### TASK BRIEF
Your answer should be one number: how many lines of the data include the string "Kennwort"?

________

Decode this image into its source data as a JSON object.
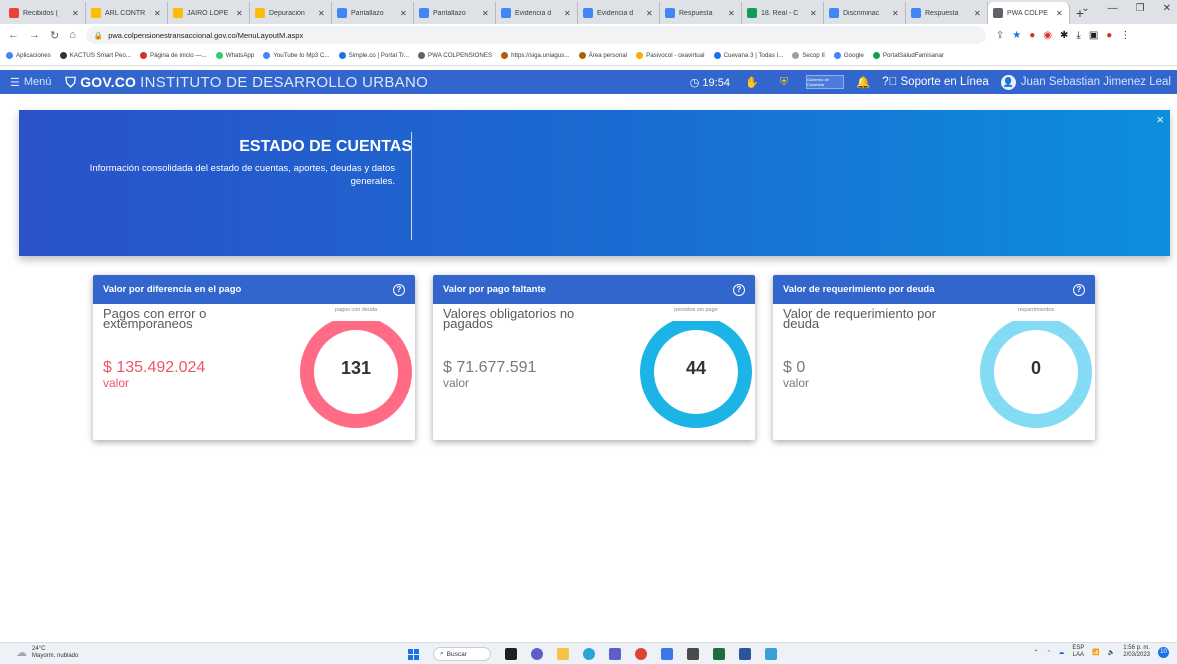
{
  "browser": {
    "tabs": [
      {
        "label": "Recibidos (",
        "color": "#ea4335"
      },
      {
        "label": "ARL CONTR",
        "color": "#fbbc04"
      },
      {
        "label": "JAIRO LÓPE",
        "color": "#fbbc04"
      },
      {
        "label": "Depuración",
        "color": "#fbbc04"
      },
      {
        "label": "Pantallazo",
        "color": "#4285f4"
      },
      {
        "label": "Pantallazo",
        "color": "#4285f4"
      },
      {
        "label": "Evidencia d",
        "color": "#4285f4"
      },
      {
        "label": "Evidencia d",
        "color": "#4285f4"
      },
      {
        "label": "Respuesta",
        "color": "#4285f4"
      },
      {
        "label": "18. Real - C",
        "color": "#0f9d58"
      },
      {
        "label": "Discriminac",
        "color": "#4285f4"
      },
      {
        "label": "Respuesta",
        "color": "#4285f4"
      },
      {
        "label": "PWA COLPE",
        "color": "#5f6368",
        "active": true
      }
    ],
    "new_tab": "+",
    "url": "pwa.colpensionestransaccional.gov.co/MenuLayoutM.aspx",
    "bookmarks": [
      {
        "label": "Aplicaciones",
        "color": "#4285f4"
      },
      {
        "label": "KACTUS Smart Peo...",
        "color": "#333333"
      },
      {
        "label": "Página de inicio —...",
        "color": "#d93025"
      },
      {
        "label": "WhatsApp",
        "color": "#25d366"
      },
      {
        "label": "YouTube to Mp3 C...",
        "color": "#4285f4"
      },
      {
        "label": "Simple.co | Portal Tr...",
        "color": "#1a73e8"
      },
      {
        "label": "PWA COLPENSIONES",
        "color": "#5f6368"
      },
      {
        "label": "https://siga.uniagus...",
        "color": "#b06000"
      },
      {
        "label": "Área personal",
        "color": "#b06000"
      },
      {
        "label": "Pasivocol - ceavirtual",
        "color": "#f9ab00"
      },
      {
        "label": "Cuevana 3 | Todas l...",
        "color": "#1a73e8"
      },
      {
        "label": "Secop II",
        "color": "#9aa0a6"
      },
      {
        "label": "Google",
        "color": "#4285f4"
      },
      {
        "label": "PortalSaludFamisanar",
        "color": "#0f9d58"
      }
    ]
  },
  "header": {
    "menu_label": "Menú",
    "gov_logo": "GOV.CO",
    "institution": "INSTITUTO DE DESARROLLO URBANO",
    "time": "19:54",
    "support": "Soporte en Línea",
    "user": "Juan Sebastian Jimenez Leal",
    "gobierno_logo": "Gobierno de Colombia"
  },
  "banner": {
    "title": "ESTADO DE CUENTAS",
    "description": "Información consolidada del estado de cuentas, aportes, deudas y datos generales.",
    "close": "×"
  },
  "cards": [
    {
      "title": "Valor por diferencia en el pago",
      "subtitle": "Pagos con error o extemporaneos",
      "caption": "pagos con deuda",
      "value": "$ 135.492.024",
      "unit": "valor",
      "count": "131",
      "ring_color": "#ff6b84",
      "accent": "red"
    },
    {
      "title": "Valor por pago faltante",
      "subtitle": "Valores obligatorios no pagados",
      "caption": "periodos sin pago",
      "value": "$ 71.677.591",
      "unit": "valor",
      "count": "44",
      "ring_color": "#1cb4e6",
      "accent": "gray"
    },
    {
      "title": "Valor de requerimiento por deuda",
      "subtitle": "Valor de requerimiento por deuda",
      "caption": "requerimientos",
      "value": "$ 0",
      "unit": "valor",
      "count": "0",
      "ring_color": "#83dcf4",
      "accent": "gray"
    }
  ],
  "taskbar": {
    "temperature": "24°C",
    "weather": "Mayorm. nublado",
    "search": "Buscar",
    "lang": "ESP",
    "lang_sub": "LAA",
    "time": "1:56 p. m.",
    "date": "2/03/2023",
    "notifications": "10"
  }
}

________

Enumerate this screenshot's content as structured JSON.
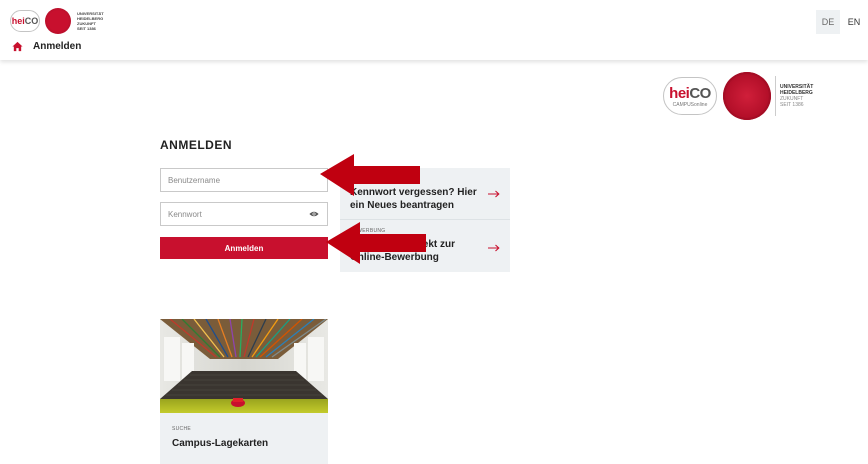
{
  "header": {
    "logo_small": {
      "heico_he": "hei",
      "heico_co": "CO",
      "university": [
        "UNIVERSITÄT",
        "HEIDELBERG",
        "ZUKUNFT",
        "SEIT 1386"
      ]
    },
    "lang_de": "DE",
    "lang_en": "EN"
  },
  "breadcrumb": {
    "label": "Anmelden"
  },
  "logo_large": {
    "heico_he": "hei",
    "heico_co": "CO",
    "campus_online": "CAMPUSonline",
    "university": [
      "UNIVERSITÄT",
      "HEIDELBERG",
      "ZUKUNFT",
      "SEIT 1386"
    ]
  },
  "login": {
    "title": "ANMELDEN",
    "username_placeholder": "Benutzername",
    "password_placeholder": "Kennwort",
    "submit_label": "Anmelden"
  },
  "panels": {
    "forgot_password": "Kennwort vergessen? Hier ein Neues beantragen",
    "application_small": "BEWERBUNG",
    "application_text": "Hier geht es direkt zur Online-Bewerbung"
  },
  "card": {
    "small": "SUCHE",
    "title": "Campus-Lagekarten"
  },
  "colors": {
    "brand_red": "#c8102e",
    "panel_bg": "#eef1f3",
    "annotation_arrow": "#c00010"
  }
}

________

### RESULT OF THE TASK
2